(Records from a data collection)

━━━━━━━━━━

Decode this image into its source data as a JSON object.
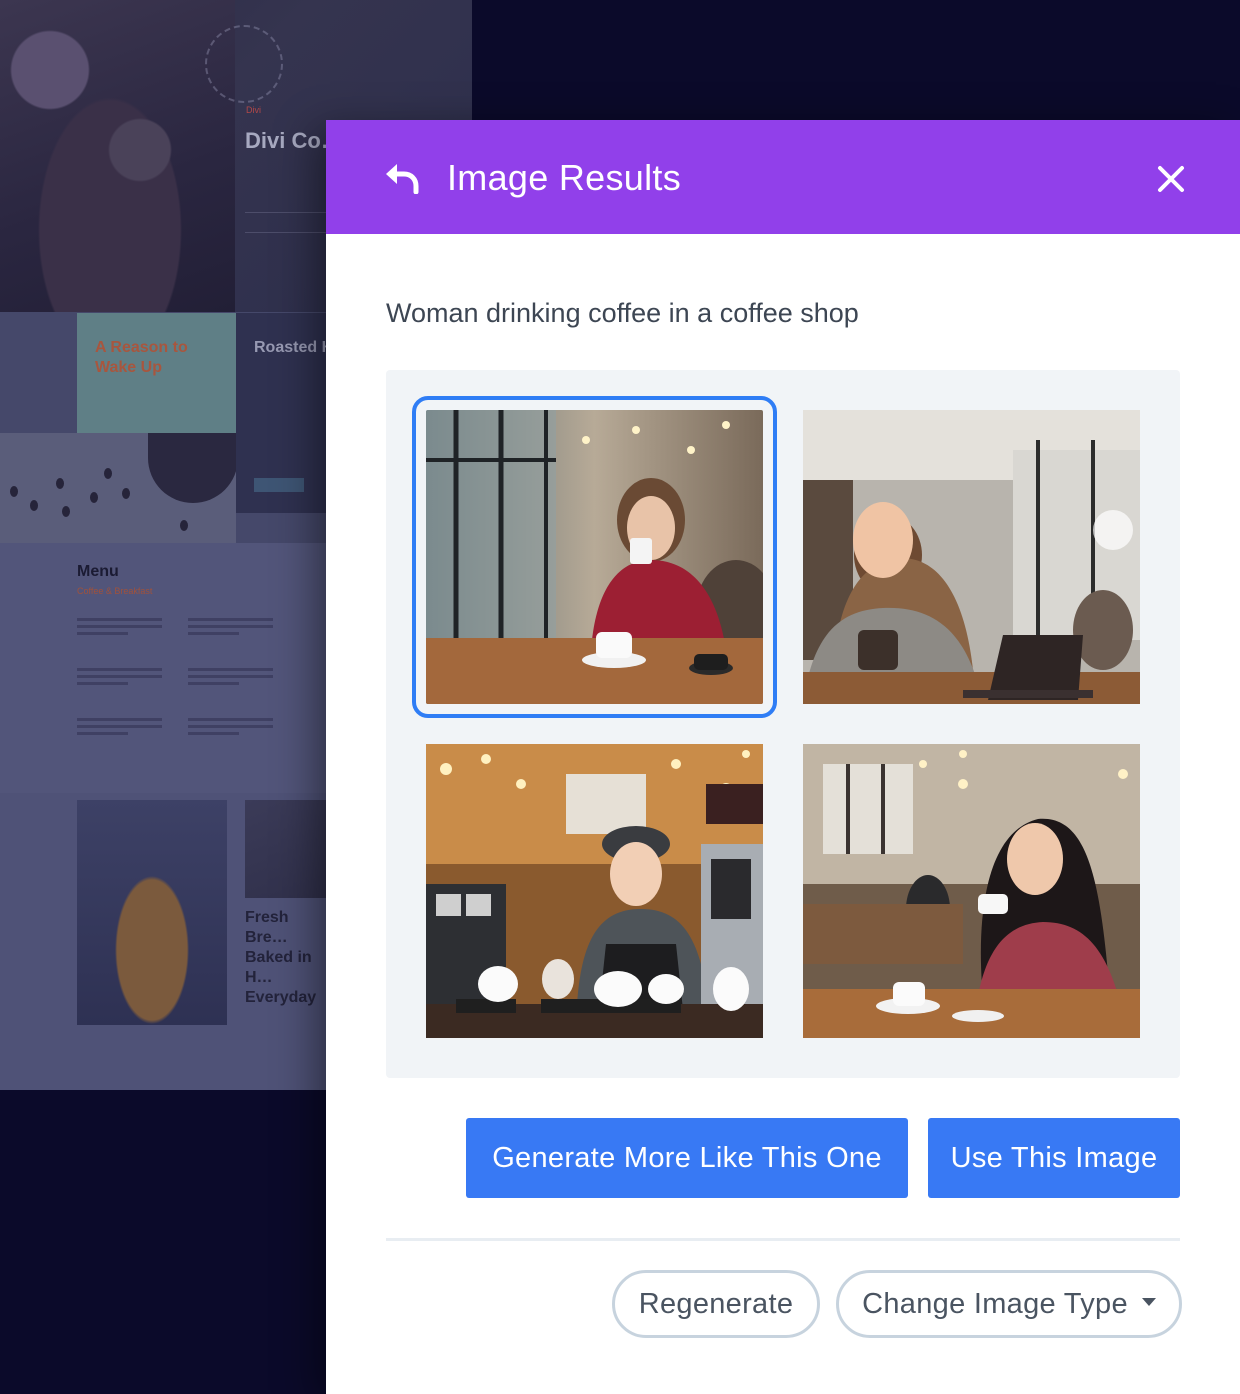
{
  "background_site": {
    "hero_label": "Divi",
    "hero_title": "Divi Co… Shop",
    "section_heading_1": "A Reason to Wake Up",
    "section_heading_2": "Roasted House",
    "menu_title": "Menu",
    "menu_subtitle": "Coffee & Breakfast",
    "bread_heading": "Fresh Bre… Baked in H… Everyday"
  },
  "modal": {
    "title": "Image Results",
    "prompt": "Woman drinking coffee in a coffee shop",
    "images": [
      {
        "alt": "Woman in red sweater holding coffee cup in cafe",
        "selected": true
      },
      {
        "alt": "Woman in grey sweater with mug and laptop",
        "selected": false
      },
      {
        "alt": "Barista in beret pouring coffee",
        "selected": false
      },
      {
        "alt": "Woman in plaid shirt holding coffee cup",
        "selected": false
      }
    ],
    "actions": {
      "generate_more": "Generate More Like This One",
      "use_image": "Use This Image",
      "regenerate": "Regenerate",
      "change_type": "Change Image Type"
    },
    "colors": {
      "header": "#9140ea",
      "primary_button": "#3879f4",
      "selection_outline": "#2f7df5"
    },
    "icons": {
      "back": "undo-arrow-icon",
      "close": "close-icon",
      "dropdown": "caret-down-icon"
    }
  }
}
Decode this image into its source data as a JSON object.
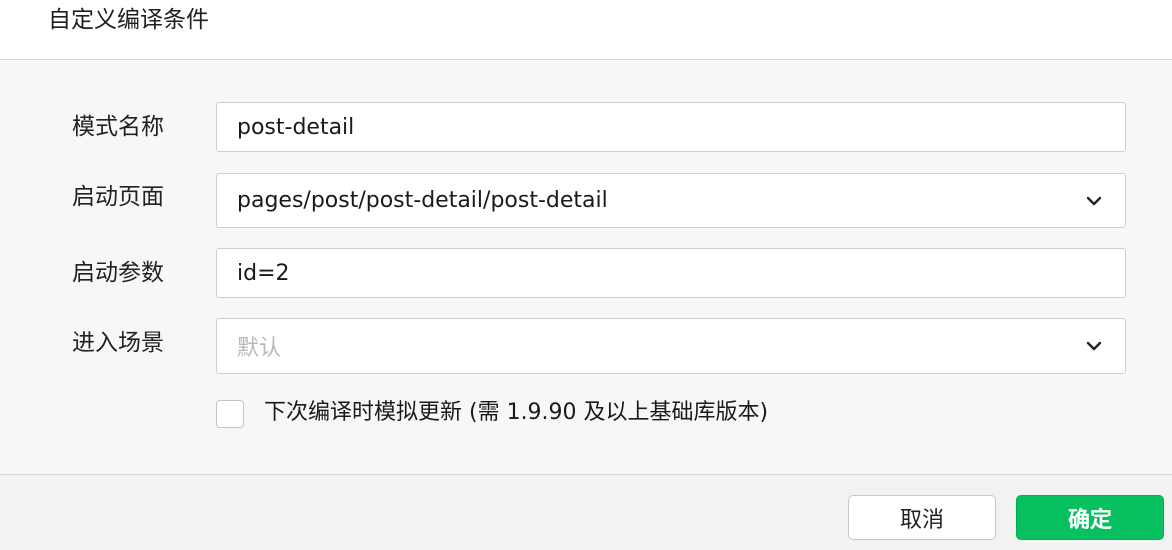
{
  "dialog": {
    "title": "自定义编译条件"
  },
  "form": {
    "mode_name": {
      "label": "模式名称",
      "value": "post-detail"
    },
    "launch_page": {
      "label": "启动页面",
      "value": "pages/post/post-detail/post-detail",
      "icon": "chevron-down-icon"
    },
    "launch_params": {
      "label": "启动参数",
      "value": "id=2"
    },
    "scene": {
      "label": "进入场景",
      "placeholder": "默认",
      "icon": "chevron-down-icon"
    },
    "simulate_update": {
      "label": "下次编译时模拟更新 (需 1.9.90 及以上基础库版本)",
      "checked": false
    }
  },
  "footer": {
    "cancel_label": "取消",
    "ok_label": "确定"
  },
  "colors": {
    "primary": "#07c160",
    "form_background": "#f7f7f7",
    "placeholder": "#b8b8b8"
  }
}
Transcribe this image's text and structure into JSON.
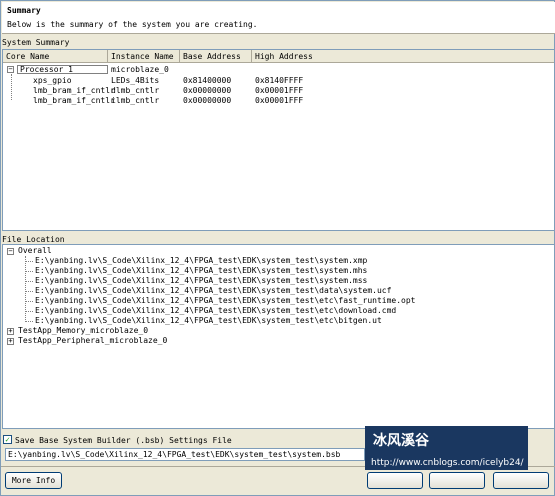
{
  "header": {
    "title": "Summary",
    "description": "Below is the summary of the system you are creating."
  },
  "system_summary": {
    "label": "System Summary",
    "columns": [
      "Core Name",
      "Instance Name",
      "Base Address",
      "High Address"
    ],
    "processor": {
      "name": "Processor 1",
      "instance": "microblaze_0"
    },
    "rows": [
      {
        "core": "xps_gpio",
        "instance": "LEDs_4Bits",
        "base": "0x81400000",
        "high": "0x8140FFFF"
      },
      {
        "core": "lmb_bram_if_cntlr",
        "instance": "dlmb_cntlr",
        "base": "0x00000000",
        "high": "0x00001FFF"
      },
      {
        "core": "lmb_bram_if_cntlr",
        "instance": "ilmb_cntlr",
        "base": "0x00000000",
        "high": "0x00001FFF"
      }
    ]
  },
  "file_location": {
    "label": "File Location",
    "overall_label": "Overall",
    "files": [
      "E:\\yanbing.lv\\S_Code\\Xilinx_12_4\\FPGA_test\\EDK\\system_test\\system.xmp",
      "E:\\yanbing.lv\\S_Code\\Xilinx_12_4\\FPGA_test\\EDK\\system_test\\system.mhs",
      "E:\\yanbing.lv\\S_Code\\Xilinx_12_4\\FPGA_test\\EDK\\system_test\\system.mss",
      "E:\\yanbing.lv\\S_Code\\Xilinx_12_4\\FPGA_test\\EDK\\system_test\\data\\system.ucf",
      "E:\\yanbing.lv\\S_Code\\Xilinx_12_4\\FPGA_test\\EDK\\system_test\\etc\\fast_runtime.opt",
      "E:\\yanbing.lv\\S_Code\\Xilinx_12_4\\FPGA_test\\EDK\\system_test\\etc\\download.cmd",
      "E:\\yanbing.lv\\S_Code\\Xilinx_12_4\\FPGA_test\\EDK\\system_test\\etc\\bitgen.ut"
    ],
    "test_apps": [
      "TestApp_Memory_microblaze_0",
      "TestApp_Peripheral_microblaze_0"
    ]
  },
  "save_settings": {
    "checkbox_label": "Save Base System Builder (.bsb) Settings File",
    "checked": true,
    "path": "E:\\yanbing.lv\\S_Code\\Xilinx_12_4\\FPGA_test\\EDK\\system_test\\system.bsb"
  },
  "buttons": {
    "more_info": "More Info"
  },
  "watermark": {
    "title": "冰风溪谷",
    "url": "http://www.cnblogs.com/icelyb24/"
  }
}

━━━━━━━━━━

> YOUR GOAL
Quote the records in their entirety, keeping the wording exact and excluding pictures.

> RESULT OF THIS TASK
Decode this image into its source data as a JSON object.
{
  "background_site": {
    "hero_label": "Divi",
    "hero_title": "Divi Co… Shop",
    "section_heading_1": "A Reason to Wake Up",
    "section_heading_2": "Roasted House",
    "menu_title": "Menu",
    "menu_subtitle": "Coffee & Breakfast",
    "bread_heading": "Fresh Bre… Baked in H… Everyday"
  },
  "modal": {
    "title": "Image Results",
    "prompt": "Woman drinking coffee in a coffee shop",
    "images": [
      {
        "alt": "Woman in red sweater holding coffee cup in cafe",
        "selected": true
      },
      {
        "alt": "Woman in grey sweater with mug and laptop",
        "selected": false
      },
      {
        "alt": "Barista in beret pouring coffee",
        "selected": false
      },
      {
        "alt": "Woman in plaid shirt holding coffee cup",
        "selected": false
      }
    ],
    "actions": {
      "generate_more": "Generate More Like This One",
      "use_image": "Use This Image",
      "regenerate": "Regenerate",
      "change_type": "Change Image Type"
    },
    "colors": {
      "header": "#9140ea",
      "primary_button": "#3879f4",
      "selection_outline": "#2f7df5"
    },
    "icons": {
      "back": "undo-arrow-icon",
      "close": "close-icon",
      "dropdown": "caret-down-icon"
    }
  }
}
Decode this image into its source data as a JSON object.
{
  "dialog": {
    "title": "自定义编译条件"
  },
  "form": {
    "mode_name": {
      "label": "模式名称",
      "value": "post-detail"
    },
    "launch_page": {
      "label": "启动页面",
      "value": "pages/post/post-detail/post-detail",
      "icon": "chevron-down-icon"
    },
    "launch_params": {
      "label": "启动参数",
      "value": "id=2"
    },
    "scene": {
      "label": "进入场景",
      "placeholder": "默认",
      "icon": "chevron-down-icon"
    },
    "simulate_update": {
      "label": "下次编译时模拟更新 (需 1.9.90 及以上基础库版本)",
      "checked": false
    }
  },
  "footer": {
    "cancel_label": "取消",
    "ok_label": "确定"
  },
  "colors": {
    "primary": "#07c160",
    "form_background": "#f7f7f7",
    "placeholder": "#b8b8b8"
  }
}
Transcribe this image's text and structure into JSON.
{
  "header": {
    "title": "Summary",
    "description": "Below is the summary of the system you are creating."
  },
  "system_summary": {
    "label": "System Summary",
    "columns": [
      "Core Name",
      "Instance Name",
      "Base Address",
      "High Address"
    ],
    "processor": {
      "name": "Processor 1",
      "instance": "microblaze_0"
    },
    "rows": [
      {
        "core": "xps_gpio",
        "instance": "LEDs_4Bits",
        "base": "0x81400000",
        "high": "0x8140FFFF"
      },
      {
        "core": "lmb_bram_if_cntlr",
        "instance": "dlmb_cntlr",
        "base": "0x00000000",
        "high": "0x00001FFF"
      },
      {
        "core": "lmb_bram_if_cntlr",
        "instance": "ilmb_cntlr",
        "base": "0x00000000",
        "high": "0x00001FFF"
      }
    ]
  },
  "file_location": {
    "label": "File Location",
    "overall_label": "Overall",
    "files": [
      "E:\\yanbing.lv\\S_Code\\Xilinx_12_4\\FPGA_test\\EDK\\system_test\\system.xmp",
      "E:\\yanbing.lv\\S_Code\\Xilinx_12_4\\FPGA_test\\EDK\\system_test\\system.mhs",
      "E:\\yanbing.lv\\S_Code\\Xilinx_12_4\\FPGA_test\\EDK\\system_test\\system.mss",
      "E:\\yanbing.lv\\S_Code\\Xilinx_12_4\\FPGA_test\\EDK\\system_test\\data\\system.ucf",
      "E:\\yanbing.lv\\S_Code\\Xilinx_12_4\\FPGA_test\\EDK\\system_test\\etc\\fast_runtime.opt",
      "E:\\yanbing.lv\\S_Code\\Xilinx_12_4\\FPGA_test\\EDK\\system_test\\etc\\download.cmd",
      "E:\\yanbing.lv\\S_Code\\Xilinx_12_4\\FPGA_test\\EDK\\system_test\\etc\\bitgen.ut"
    ],
    "test_apps": [
      "TestApp_Memory_microblaze_0",
      "TestApp_Peripheral_microblaze_0"
    ]
  },
  "save_settings": {
    "checkbox_label": "Save Base System Builder (.bsb) Settings File",
    "checked": true,
    "path": "E:\\yanbing.lv\\S_Code\\Xilinx_12_4\\FPGA_test\\EDK\\system_test\\system.bsb"
  },
  "buttons": {
    "more_info": "More Info"
  },
  "watermark": {
    "title": "冰风溪谷",
    "url": "http://www.cnblogs.com/icelyb24/"
  }
}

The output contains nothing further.